Tareas pendientes
A – Extraiga del texto fuente, sin modificación alguna, el fragmento que se abre con las palabras "Dice Carlo Carretto" y se cierra con "un pequeño puñal.".
B – Según el texto fuente, ¿qué hizo el hijo menor del rey cuando encontró a su peor enemigo profundamente dormido?

Dice Carlo Carretto que <<la paz que deriva de ceder a la violencia del hermano vale más que el manto que éste nos ha arrebatado>>, y <<el gozo de no haber causado ningún mal a mi hermano supera el gozo de una revancha cualquiera>>.
La
victoria sobre ti mismo es la más difícil.
Cuesta más dominar tu violencia que dominar la violencia del hombre más forzudo.
Lichtwey cuenta un relato muy bonito. Un rey tenía tres hijos y entre sus muchas riquezas poseía un diamante único en el mundo. El padre prometió que se lo daría a aquel de sus hijos que fuera capaz de hacer la mayor hazaña. El mayor dio muerte a un dragón. El segundo venció él solo a diez hombres con un pequeño puñal.
Pero
el pequeño encontró a su peor enemigo profundamente dormido al borde de un
acantilado y lo dejó durmiendo. Ni que decir tiene que el diamante fue para él.

Entradas extraídas
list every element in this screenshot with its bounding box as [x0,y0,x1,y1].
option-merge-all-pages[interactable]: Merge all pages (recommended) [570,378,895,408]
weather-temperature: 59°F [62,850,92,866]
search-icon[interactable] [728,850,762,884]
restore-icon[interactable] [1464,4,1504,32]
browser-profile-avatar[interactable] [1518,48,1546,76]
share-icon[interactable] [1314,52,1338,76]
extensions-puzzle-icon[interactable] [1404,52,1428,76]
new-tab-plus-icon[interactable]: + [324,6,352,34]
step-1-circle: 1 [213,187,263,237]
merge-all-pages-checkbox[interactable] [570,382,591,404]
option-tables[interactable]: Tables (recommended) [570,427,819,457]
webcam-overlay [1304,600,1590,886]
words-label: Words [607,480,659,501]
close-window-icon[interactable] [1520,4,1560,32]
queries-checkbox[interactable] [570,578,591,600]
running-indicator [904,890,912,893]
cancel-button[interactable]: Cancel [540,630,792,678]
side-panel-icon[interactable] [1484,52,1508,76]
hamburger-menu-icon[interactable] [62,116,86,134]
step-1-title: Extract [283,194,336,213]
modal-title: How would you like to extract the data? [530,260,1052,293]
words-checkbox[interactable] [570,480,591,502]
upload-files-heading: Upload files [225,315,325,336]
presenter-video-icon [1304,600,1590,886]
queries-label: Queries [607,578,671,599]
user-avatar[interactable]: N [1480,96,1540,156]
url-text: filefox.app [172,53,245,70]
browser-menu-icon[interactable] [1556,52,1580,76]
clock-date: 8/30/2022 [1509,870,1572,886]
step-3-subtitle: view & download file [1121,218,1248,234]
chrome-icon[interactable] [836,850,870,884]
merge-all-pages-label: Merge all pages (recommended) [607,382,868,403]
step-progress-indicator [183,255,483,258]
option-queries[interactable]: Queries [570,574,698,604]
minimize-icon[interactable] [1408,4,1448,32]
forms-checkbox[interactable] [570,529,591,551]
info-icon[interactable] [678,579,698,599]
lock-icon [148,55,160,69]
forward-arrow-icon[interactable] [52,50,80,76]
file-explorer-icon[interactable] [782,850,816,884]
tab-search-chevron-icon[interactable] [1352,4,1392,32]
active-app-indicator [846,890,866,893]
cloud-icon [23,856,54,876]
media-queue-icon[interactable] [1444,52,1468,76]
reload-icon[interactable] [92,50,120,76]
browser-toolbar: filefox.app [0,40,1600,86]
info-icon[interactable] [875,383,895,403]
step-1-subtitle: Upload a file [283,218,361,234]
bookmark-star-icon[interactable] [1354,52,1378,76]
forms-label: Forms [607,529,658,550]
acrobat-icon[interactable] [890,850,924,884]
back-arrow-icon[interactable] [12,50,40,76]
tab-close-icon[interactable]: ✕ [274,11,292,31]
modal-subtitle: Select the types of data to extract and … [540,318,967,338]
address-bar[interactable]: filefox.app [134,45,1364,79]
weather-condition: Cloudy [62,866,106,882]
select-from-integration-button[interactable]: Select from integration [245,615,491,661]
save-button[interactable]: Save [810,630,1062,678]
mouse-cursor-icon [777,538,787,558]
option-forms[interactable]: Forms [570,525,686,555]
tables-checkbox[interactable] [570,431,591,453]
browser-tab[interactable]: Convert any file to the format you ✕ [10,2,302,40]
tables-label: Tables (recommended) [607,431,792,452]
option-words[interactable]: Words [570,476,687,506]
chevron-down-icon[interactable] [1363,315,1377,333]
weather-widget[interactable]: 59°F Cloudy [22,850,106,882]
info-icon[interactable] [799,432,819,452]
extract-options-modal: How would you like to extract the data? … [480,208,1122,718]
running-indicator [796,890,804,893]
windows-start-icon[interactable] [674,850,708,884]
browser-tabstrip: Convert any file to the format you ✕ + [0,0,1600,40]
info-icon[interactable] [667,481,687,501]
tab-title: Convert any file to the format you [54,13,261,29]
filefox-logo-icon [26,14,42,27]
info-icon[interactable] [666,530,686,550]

Resultados esperados
A –
Dice Carlo Carretto que <<la paz que deriva de ceder a la violencia del hermano vale más que el manto que éste nos ha arrebatado>>, y <<el gozo de no haber causado ningún mal a mi hermano supera el gozo de una revancha cualquiera>>.
La
victoria sobre ti mismo es la más difícil.
Cuesta más dominar tu violencia que dominar la violencia del hombre más forzudo.
Lichtwey cuenta un relato muy bonito. Un rey tenía tres hijos y entre sus muchas riquezas poseía un diamante único en el mundo. El padre prometió que se lo daría a aquel de sus hijos que fuera capaz de hacer la mayor hazaña. El mayor dio muerte a un dragón. El segundo venció él solo a diez hombres con un pequeño puñal.

B – Lo dejó durmiendo al borde de un acantilado.